PROBLEM TO SOLVE
Repeat all entries exactly.

★ ★ ★ ★

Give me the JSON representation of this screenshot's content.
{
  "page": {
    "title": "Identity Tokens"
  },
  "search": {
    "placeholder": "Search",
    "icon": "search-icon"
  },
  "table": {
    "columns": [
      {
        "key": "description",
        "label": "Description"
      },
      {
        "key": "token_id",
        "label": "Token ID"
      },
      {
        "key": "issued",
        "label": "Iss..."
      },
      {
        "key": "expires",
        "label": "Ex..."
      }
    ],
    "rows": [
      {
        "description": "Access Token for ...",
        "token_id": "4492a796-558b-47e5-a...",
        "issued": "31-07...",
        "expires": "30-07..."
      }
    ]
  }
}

★ ★ ★ ★

FINISHED TASK
Give me the JSON representation of this screenshot's content.
{
  "page": {
    "title": "Identity Tokens"
  },
  "search": {
    "placeholder": "Search",
    "icon": "search-icon"
  },
  "table": {
    "columns": [
      {
        "key": "description",
        "label": "Description"
      },
      {
        "key": "token_id",
        "label": "Token ID"
      },
      {
        "key": "issued",
        "label": "Iss..."
      },
      {
        "key": "expires",
        "label": "Ex..."
      }
    ],
    "rows": [
      {
        "description": "Access Token for ...",
        "token_id": "4492a796-558b-47e5-a...",
        "issued": "31-07...",
        "expires": "30-07..."
      }
    ]
  }
}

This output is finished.